[Dataset records]
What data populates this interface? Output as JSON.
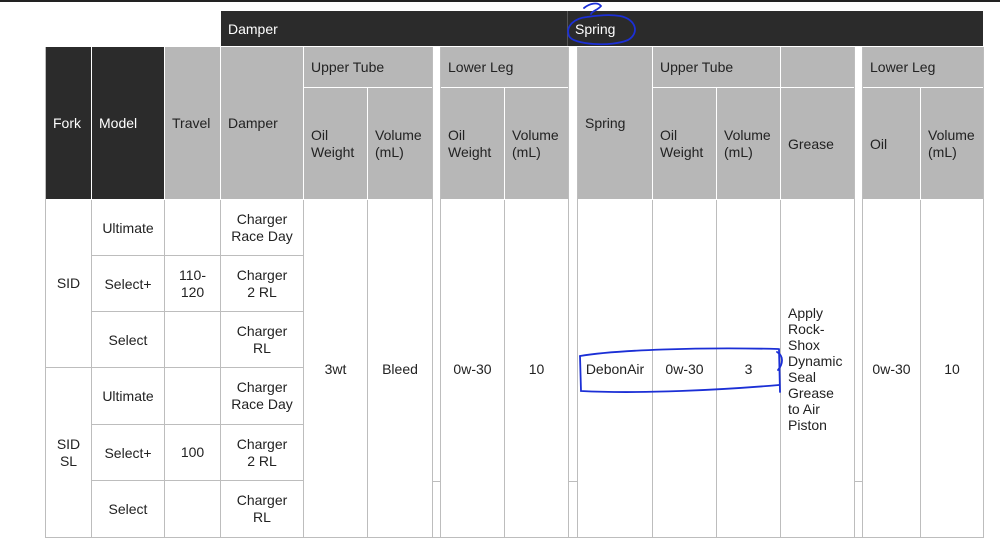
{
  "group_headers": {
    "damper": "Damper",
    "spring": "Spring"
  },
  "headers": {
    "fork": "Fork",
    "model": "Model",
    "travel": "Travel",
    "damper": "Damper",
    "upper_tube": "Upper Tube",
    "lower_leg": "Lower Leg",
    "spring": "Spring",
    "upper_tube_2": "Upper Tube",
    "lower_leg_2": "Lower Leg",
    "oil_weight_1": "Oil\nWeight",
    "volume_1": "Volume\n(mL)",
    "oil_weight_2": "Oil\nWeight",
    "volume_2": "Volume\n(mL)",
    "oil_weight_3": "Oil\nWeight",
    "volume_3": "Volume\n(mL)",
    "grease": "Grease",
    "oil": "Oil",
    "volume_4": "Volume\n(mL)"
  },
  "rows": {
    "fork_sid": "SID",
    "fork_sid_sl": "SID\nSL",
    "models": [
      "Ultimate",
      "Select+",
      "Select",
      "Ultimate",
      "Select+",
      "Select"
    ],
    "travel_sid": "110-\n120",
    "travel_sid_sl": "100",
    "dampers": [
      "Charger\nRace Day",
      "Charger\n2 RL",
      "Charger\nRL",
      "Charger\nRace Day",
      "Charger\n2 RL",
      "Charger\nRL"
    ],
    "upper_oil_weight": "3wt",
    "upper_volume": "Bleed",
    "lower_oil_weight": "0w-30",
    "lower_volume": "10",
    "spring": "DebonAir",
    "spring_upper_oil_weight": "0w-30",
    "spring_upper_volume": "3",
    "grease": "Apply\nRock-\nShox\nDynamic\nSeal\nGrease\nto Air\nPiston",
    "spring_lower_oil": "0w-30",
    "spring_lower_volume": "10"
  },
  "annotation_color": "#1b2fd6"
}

▸ **STATED GOAL**:
Go through the data above and transcribe it in full, omitting any image.

▸ **THE RESULT**:
What data populates this interface? Output as JSON.
{
  "group_headers": {
    "damper": "Damper",
    "spring": "Spring"
  },
  "headers": {
    "fork": "Fork",
    "model": "Model",
    "travel": "Travel",
    "damper": "Damper",
    "upper_tube": "Upper Tube",
    "lower_leg": "Lower Leg",
    "spring": "Spring",
    "upper_tube_2": "Upper Tube",
    "lower_leg_2": "Lower Leg",
    "oil_weight_1": "Oil\nWeight",
    "volume_1": "Volume\n(mL)",
    "oil_weight_2": "Oil\nWeight",
    "volume_2": "Volume\n(mL)",
    "oil_weight_3": "Oil\nWeight",
    "volume_3": "Volume\n(mL)",
    "grease": "Grease",
    "oil": "Oil",
    "volume_4": "Volume\n(mL)"
  },
  "rows": {
    "fork_sid": "SID",
    "fork_sid_sl": "SID\nSL",
    "models": [
      "Ultimate",
      "Select+",
      "Select",
      "Ultimate",
      "Select+",
      "Select"
    ],
    "travel_sid": "110-\n120",
    "travel_sid_sl": "100",
    "dampers": [
      "Charger\nRace Day",
      "Charger\n2 RL",
      "Charger\nRL",
      "Charger\nRace Day",
      "Charger\n2 RL",
      "Charger\nRL"
    ],
    "upper_oil_weight": "3wt",
    "upper_volume": "Bleed",
    "lower_oil_weight": "0w-30",
    "lower_volume": "10",
    "spring": "DebonAir",
    "spring_upper_oil_weight": "0w-30",
    "spring_upper_volume": "3",
    "grease": "Apply\nRock-\nShox\nDynamic\nSeal\nGrease\nto Air\nPiston",
    "spring_lower_oil": "0w-30",
    "spring_lower_volume": "10"
  },
  "annotation_color": "#1b2fd6"
}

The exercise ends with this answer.